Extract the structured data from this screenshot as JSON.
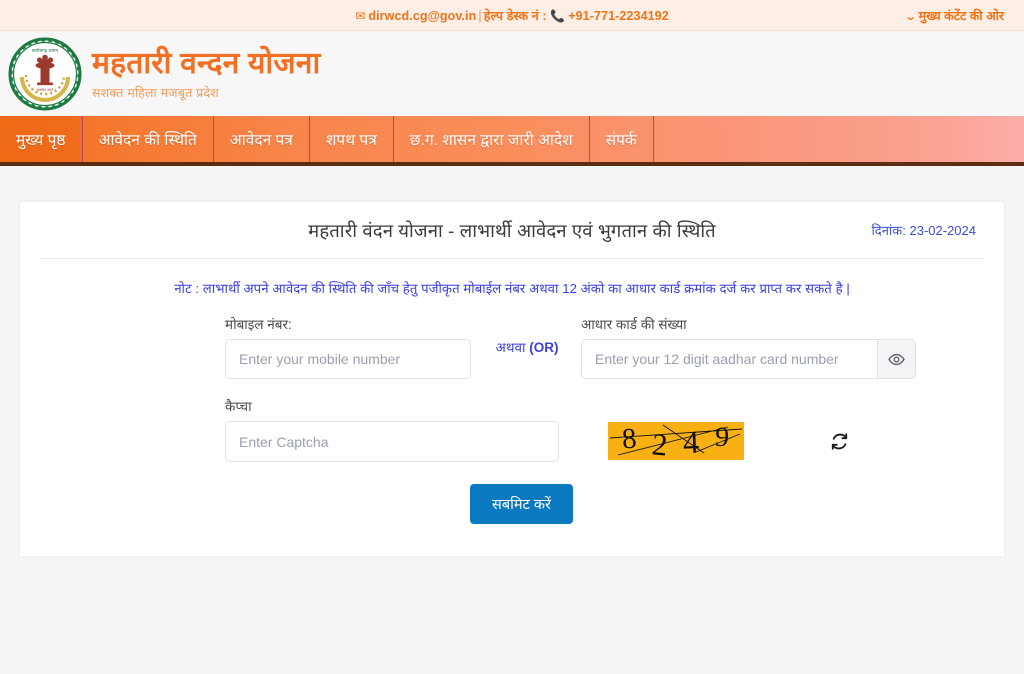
{
  "topbar": {
    "email": "dirwcd.cg@gov.in",
    "separator": "|",
    "helpdesk_label": "हेल्प डेस्क नं :",
    "phone": "+91-771-2234192",
    "skip_link": "मुख्य कंटेंट की ओर",
    "mail_icon": "mail-icon",
    "phone_icon": "phone-icon",
    "chevron_icon": "chevron-down-icon",
    "bg_color": "#fdeee6",
    "text_color": "#f47216"
  },
  "masthead": {
    "emblem_alt": "chhattisgarh-government-emblem",
    "title": "महतारी वन्दन योजना",
    "subtitle": "सशक्त महिला मजबूत प्रदेश",
    "title_color": "#f36f21",
    "subtitle_color": "#f59a5a"
  },
  "nav": {
    "items": [
      {
        "label": "मुख्य पृष्ठ",
        "active": true
      },
      {
        "label": "आवेदन की स्थिति",
        "active": false
      },
      {
        "label": "आवेदन पत्र",
        "active": false
      },
      {
        "label": "शपथ पत्र",
        "active": false
      },
      {
        "label": "छ.ग. शासन द्वारा जारी आदेश",
        "active": false
      },
      {
        "label": "संपर्क",
        "active": false
      }
    ],
    "gradient_from": "#f4701e",
    "gradient_to": "#fcaeaa",
    "underline_color": "#5b2d12"
  },
  "card": {
    "title": "महतारी वंदन योजना - लाभार्थी आवेदन एवं भुगतान की स्थिति",
    "date_label": "दिनांक: 23-02-2024",
    "date_color": "#3b4fd8",
    "note": "नोट : लाभार्थी अपने आवेदन की स्थिति की जाँच हेतु पजीकृत मोबाईल नंबर अथवा 12 अंको का आधार कार्ड क्रमांक दर्ज कर प्राप्त कर सकते है |",
    "note_color": "#3b3fe0"
  },
  "form": {
    "mobile": {
      "label": "मोबाइल नंबर:",
      "placeholder": "Enter your mobile number",
      "value": ""
    },
    "or_text_hindi": "अथवा ",
    "or_text_en": "(OR)",
    "aadhar": {
      "label": "आधार कार्ड की संख्या",
      "placeholder": "Enter your 12 digit aadhar card number",
      "value": "",
      "toggle_icon": "eye-icon"
    },
    "captcha": {
      "label": "कैप्चा",
      "placeholder": "Enter Captcha",
      "value": "",
      "code": "8249",
      "digits": [
        "8",
        "2",
        "4",
        "9"
      ],
      "bg_color": "#f8b012",
      "refresh_icon": "refresh-icon"
    },
    "submit_label": "सबमिट करें",
    "submit_color": "#0b79c0"
  }
}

· · · ·

» **Description of the task**
Restate the full listing verbatim and drop every picture.

» **Answer for the task**
Extract the structured data from this screenshot as JSON.
{
  "topbar": {
    "email": "dirwcd.cg@gov.in",
    "separator": "|",
    "helpdesk_label": "हेल्प डेस्क नं :",
    "phone": "+91-771-2234192",
    "skip_link": "मुख्य कंटेंट की ओर",
    "mail_icon": "mail-icon",
    "phone_icon": "phone-icon",
    "chevron_icon": "chevron-down-icon",
    "bg_color": "#fdeee6",
    "text_color": "#f47216"
  },
  "masthead": {
    "emblem_alt": "chhattisgarh-government-emblem",
    "title": "महतारी वन्दन योजना",
    "subtitle": "सशक्त महिला मजबूत प्रदेश",
    "title_color": "#f36f21",
    "subtitle_color": "#f59a5a"
  },
  "nav": {
    "items": [
      {
        "label": "मुख्य पृष्ठ",
        "active": true
      },
      {
        "label": "आवेदन की स्थिति",
        "active": false
      },
      {
        "label": "आवेदन पत्र",
        "active": false
      },
      {
        "label": "शपथ पत्र",
        "active": false
      },
      {
        "label": "छ.ग. शासन द्वारा जारी आदेश",
        "active": false
      },
      {
        "label": "संपर्क",
        "active": false
      }
    ],
    "gradient_from": "#f4701e",
    "gradient_to": "#fcaeaa",
    "underline_color": "#5b2d12"
  },
  "card": {
    "title": "महतारी वंदन योजना - लाभार्थी आवेदन एवं भुगतान की स्थिति",
    "date_label": "दिनांक: 23-02-2024",
    "date_color": "#3b4fd8",
    "note": "नोट : लाभार्थी अपने आवेदन की स्थिति की जाँच हेतु पजीकृत मोबाईल नंबर अथवा 12 अंको का आधार कार्ड क्रमांक दर्ज कर प्राप्त कर सकते है |",
    "note_color": "#3b3fe0"
  },
  "form": {
    "mobile": {
      "label": "मोबाइल नंबर:",
      "placeholder": "Enter your mobile number",
      "value": ""
    },
    "or_text_hindi": "अथवा ",
    "or_text_en": "(OR)",
    "aadhar": {
      "label": "आधार कार्ड की संख्या",
      "placeholder": "Enter your 12 digit aadhar card number",
      "value": "",
      "toggle_icon": "eye-icon"
    },
    "captcha": {
      "label": "कैप्चा",
      "placeholder": "Enter Captcha",
      "value": "",
      "code": "8249",
      "digits": [
        "8",
        "2",
        "4",
        "9"
      ],
      "bg_color": "#f8b012",
      "refresh_icon": "refresh-icon"
    },
    "submit_label": "सबमिट करें",
    "submit_color": "#0b79c0"
  }
}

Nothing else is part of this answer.